Task instructions –
Give only the number of lines in the data that contain the word "structured".
───── Records provided ─────
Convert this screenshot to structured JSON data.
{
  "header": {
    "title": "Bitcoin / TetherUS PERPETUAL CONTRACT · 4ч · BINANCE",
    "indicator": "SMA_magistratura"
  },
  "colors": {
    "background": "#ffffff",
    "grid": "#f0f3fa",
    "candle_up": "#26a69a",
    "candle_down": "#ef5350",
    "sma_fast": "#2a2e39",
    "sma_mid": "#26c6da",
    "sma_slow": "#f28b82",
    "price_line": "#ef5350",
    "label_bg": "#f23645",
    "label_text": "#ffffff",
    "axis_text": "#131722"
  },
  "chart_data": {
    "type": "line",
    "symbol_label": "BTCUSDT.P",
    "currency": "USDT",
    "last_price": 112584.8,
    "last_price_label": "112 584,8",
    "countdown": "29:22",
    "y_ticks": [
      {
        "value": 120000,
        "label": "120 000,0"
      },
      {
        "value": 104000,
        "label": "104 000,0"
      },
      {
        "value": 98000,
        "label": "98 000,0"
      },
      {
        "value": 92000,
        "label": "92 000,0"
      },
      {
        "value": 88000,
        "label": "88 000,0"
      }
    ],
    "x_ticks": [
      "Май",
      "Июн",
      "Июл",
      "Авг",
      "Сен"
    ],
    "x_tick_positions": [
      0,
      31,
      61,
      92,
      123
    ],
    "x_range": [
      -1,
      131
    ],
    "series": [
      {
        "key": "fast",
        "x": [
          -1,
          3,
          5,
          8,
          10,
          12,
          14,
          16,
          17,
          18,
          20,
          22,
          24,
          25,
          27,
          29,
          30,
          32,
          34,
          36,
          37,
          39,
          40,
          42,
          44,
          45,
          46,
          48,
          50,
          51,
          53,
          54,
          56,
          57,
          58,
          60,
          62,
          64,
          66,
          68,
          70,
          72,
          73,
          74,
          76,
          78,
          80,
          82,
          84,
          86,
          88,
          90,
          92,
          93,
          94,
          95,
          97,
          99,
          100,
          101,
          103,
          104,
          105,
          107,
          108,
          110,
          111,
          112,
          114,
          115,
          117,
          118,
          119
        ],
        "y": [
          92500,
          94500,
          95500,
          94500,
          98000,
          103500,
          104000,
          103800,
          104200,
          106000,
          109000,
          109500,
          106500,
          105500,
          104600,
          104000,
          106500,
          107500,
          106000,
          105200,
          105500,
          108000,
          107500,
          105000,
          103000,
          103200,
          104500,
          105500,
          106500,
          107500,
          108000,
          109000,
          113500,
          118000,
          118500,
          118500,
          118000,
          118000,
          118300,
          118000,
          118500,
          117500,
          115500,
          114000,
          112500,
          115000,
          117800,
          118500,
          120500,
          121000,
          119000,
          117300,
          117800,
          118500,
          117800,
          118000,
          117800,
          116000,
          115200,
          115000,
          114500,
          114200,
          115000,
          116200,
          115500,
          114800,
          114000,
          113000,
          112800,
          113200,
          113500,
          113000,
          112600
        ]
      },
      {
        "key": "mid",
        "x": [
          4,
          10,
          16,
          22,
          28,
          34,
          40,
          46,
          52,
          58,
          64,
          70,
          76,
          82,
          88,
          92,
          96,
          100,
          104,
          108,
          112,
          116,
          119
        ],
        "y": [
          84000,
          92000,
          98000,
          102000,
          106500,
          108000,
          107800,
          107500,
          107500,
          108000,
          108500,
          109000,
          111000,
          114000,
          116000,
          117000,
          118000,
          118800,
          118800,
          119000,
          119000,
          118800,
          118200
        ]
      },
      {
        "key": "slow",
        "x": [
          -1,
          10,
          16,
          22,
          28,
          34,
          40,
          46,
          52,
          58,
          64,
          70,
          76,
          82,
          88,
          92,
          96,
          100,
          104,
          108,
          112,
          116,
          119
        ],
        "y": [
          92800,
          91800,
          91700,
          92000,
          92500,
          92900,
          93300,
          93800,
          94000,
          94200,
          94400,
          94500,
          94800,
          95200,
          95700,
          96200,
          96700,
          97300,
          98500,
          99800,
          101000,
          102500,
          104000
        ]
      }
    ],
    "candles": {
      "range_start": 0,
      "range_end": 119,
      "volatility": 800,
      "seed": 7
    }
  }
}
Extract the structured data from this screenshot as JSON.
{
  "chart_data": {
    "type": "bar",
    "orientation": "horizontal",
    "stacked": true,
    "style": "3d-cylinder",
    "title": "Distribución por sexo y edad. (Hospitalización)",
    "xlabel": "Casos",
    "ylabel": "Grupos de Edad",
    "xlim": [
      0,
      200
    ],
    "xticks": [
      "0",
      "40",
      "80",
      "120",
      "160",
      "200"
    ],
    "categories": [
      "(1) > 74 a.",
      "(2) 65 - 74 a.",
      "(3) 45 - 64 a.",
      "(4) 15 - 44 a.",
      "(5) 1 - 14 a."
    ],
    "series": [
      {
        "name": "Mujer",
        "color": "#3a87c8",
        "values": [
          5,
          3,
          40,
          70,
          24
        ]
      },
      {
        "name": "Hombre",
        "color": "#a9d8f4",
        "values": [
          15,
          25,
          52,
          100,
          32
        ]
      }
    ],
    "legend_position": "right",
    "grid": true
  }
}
─────
Final result –
2